(Structured figure records)
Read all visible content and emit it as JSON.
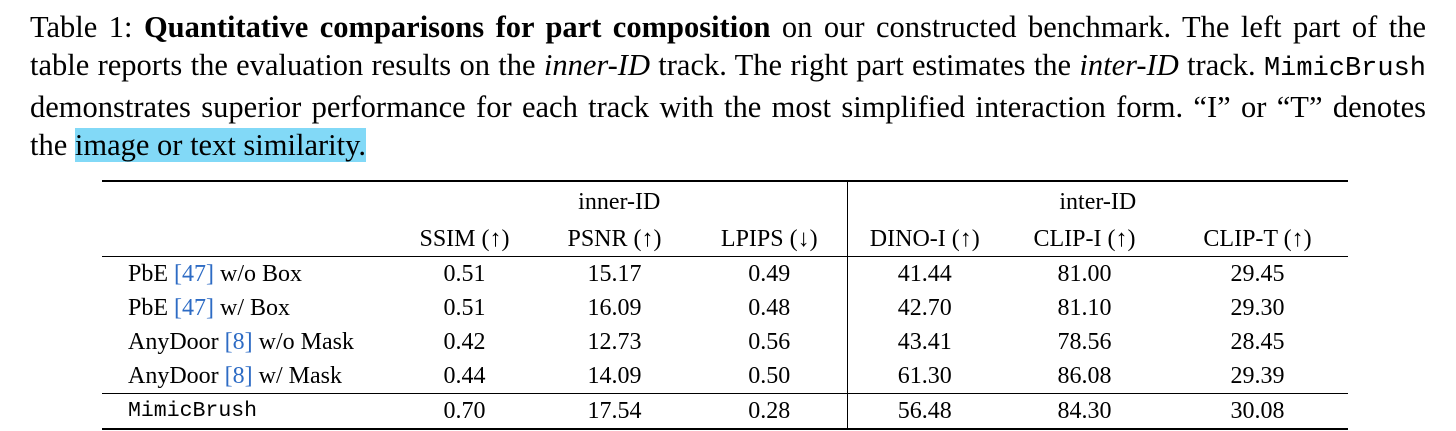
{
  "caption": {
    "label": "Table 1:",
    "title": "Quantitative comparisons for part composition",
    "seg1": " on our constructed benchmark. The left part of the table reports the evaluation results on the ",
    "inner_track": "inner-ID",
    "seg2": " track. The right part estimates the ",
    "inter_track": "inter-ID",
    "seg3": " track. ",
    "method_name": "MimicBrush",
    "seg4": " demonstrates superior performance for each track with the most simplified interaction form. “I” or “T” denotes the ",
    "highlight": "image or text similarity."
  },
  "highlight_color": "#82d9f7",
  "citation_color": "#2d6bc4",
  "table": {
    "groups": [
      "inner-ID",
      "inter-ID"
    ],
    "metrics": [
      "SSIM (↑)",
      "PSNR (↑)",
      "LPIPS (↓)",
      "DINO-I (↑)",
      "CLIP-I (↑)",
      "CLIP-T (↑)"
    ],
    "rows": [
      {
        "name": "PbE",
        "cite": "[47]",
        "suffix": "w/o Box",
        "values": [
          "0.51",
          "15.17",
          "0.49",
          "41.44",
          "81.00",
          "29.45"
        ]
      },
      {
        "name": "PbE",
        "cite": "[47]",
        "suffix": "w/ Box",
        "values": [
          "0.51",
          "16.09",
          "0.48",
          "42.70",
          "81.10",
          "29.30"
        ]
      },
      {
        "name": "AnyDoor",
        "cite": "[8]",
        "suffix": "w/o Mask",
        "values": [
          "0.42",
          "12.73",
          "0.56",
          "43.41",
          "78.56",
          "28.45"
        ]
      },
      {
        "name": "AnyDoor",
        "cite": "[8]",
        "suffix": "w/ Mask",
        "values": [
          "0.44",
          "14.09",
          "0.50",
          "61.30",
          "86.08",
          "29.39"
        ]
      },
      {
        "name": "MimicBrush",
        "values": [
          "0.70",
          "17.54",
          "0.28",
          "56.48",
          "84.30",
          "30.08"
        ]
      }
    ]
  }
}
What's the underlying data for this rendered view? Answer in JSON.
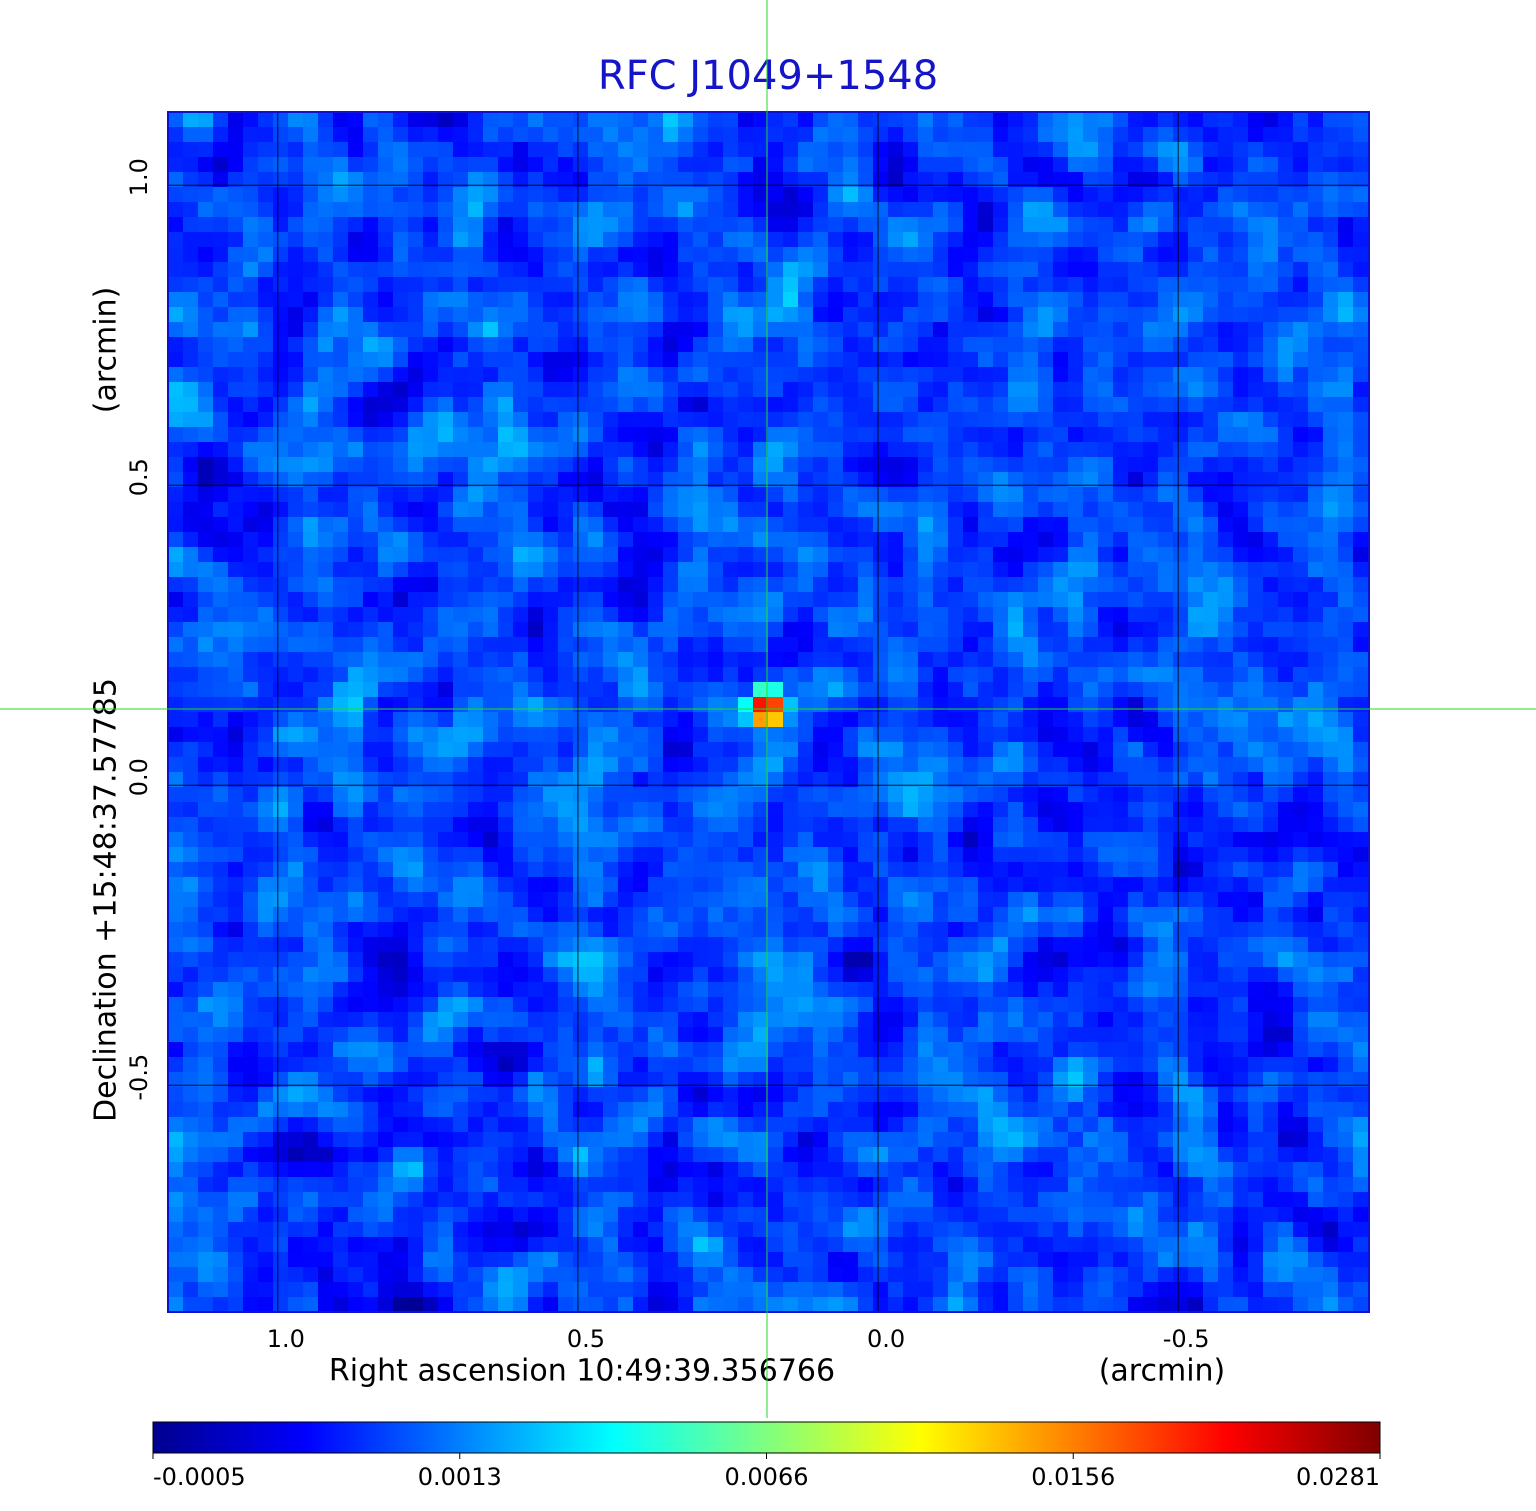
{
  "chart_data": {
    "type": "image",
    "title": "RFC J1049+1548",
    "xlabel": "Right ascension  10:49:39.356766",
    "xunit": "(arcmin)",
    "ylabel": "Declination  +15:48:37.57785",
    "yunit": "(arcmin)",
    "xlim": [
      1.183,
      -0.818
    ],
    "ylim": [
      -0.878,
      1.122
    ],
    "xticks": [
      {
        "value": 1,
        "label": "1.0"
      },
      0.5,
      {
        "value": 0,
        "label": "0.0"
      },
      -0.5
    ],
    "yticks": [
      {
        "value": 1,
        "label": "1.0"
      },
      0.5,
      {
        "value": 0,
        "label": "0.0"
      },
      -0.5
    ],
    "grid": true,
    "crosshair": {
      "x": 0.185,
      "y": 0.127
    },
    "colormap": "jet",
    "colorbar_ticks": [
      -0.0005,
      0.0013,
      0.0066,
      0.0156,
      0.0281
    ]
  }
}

What you will do :: Could you repeat all of the material exactly? Pictures should not be copied.

Correct output ::
Read all visible content and emit it as JSON.
{
  "caption": {
    "label": "Table 1:",
    "title": "Quantitative comparisons for part composition",
    "seg1": " on our constructed benchmark. The left part of the table reports the evaluation results on the ",
    "inner_track": "inner-ID",
    "seg2": " track. The right part estimates the ",
    "inter_track": "inter-ID",
    "seg3": " track. ",
    "method_name": "MimicBrush",
    "seg4": " demonstrates superior performance for each track with the most simplified interaction form. “I” or “T” denotes the ",
    "highlight": "image or text similarity."
  },
  "highlight_color": "#82d9f7",
  "citation_color": "#2d6bc4",
  "table": {
    "groups": [
      "inner-ID",
      "inter-ID"
    ],
    "metrics": [
      "SSIM (↑)",
      "PSNR (↑)",
      "LPIPS (↓)",
      "DINO-I (↑)",
      "CLIP-I (↑)",
      "CLIP-T (↑)"
    ],
    "rows": [
      {
        "name": "PbE",
        "cite": "[47]",
        "suffix": "w/o Box",
        "values": [
          "0.51",
          "15.17",
          "0.49",
          "41.44",
          "81.00",
          "29.45"
        ]
      },
      {
        "name": "PbE",
        "cite": "[47]",
        "suffix": "w/ Box",
        "values": [
          "0.51",
          "16.09",
          "0.48",
          "42.70",
          "81.10",
          "29.30"
        ]
      },
      {
        "name": "AnyDoor",
        "cite": "[8]",
        "suffix": "w/o Mask",
        "values": [
          "0.42",
          "12.73",
          "0.56",
          "43.41",
          "78.56",
          "28.45"
        ]
      },
      {
        "name": "AnyDoor",
        "cite": "[8]",
        "suffix": "w/ Mask",
        "values": [
          "0.44",
          "14.09",
          "0.50",
          "61.30",
          "86.08",
          "29.39"
        ]
      },
      {
        "name": "MimicBrush",
        "values": [
          "0.70",
          "17.54",
          "0.28",
          "56.48",
          "84.30",
          "30.08"
        ]
      }
    ]
  }
}
What's the underlying data for this rendered view? Answer in JSON.
{
  "chart_data": {
    "type": "image",
    "title": "RFC J1049+1548",
    "xlabel": "Right ascension  10:49:39.356766",
    "xunit": "(arcmin)",
    "ylabel": "Declination  +15:48:37.57785",
    "yunit": "(arcmin)",
    "xlim": [
      1.183,
      -0.818
    ],
    "ylim": [
      -0.878,
      1.122
    ],
    "xticks": [
      {
        "value": 1,
        "label": "1.0"
      },
      0.5,
      {
        "value": 0,
        "label": "0.0"
      },
      -0.5
    ],
    "yticks": [
      {
        "value": 1,
        "label": "1.0"
      },
      0.5,
      {
        "value": 0,
        "label": "0.0"
      },
      -0.5
    ],
    "grid": true,
    "crosshair": {
      "x": 0.185,
      "y": 0.127
    },
    "colormap": "jet",
    "colorbar_ticks": [
      -0.0005,
      0.0013,
      0.0066,
      0.0156,
      0.0281
    ]
  }
}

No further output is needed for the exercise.